→ **LISTED ENTRIES**
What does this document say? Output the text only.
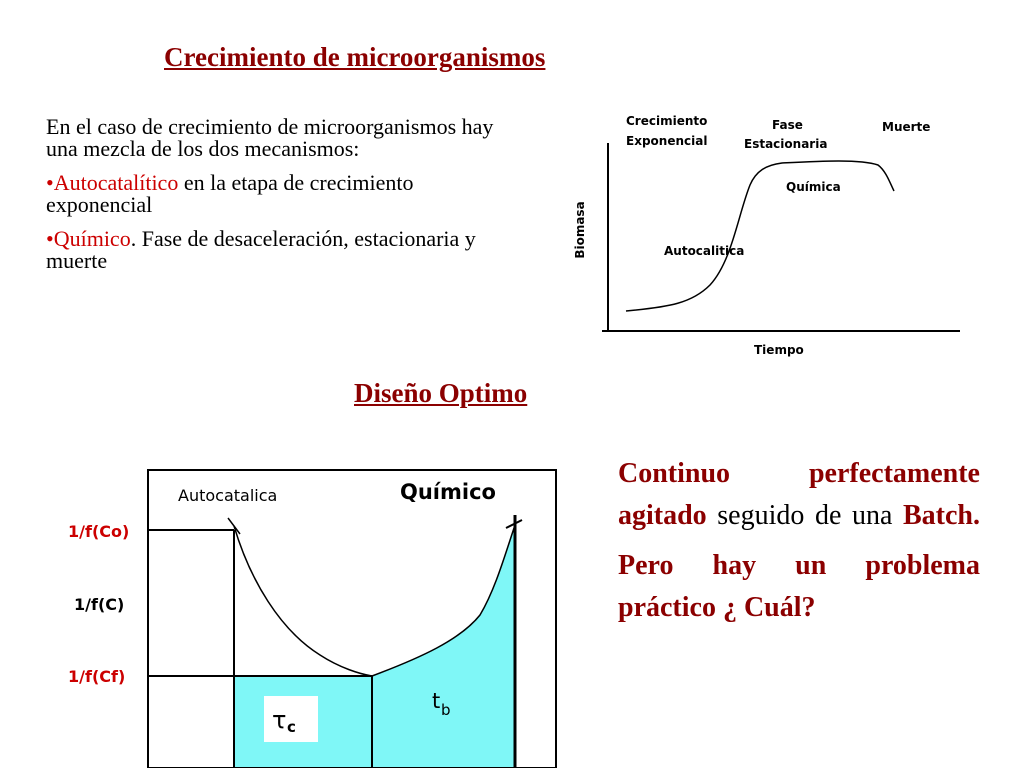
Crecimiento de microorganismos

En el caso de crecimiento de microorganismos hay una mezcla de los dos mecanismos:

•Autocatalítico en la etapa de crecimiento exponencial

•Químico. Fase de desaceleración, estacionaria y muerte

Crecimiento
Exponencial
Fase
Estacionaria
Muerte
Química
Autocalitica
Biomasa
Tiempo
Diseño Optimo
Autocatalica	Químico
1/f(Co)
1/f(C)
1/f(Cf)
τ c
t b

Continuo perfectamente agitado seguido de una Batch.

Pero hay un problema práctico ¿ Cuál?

→ **YOUR OBJECTIVE**
Retype all entries exactly as they appear, dropping the images.

→ **ANSWER TO THIS TASK**
What does this document say? Output the text only.
Crecimiento de microorganismos

En el caso de crecimiento de microorganismos hay una mezcla de los dos mecanismos:

•Autocatalítico en la etapa de crecimiento exponencial

•Químico. Fase de desaceleración, estacionaria y muerte

Crecimiento
Exponencial
Fase
Estacionaria
Muerte
Química
Autocalitica
Biomasa
Tiempo
Diseño Optimo
Autocatalica	Químico
1/f(Co)
1/f(C)
1/f(Cf)
τ c
t b

Continuo perfectamente agitado seguido de una Batch.

Pero hay un problema práctico ¿ Cuál?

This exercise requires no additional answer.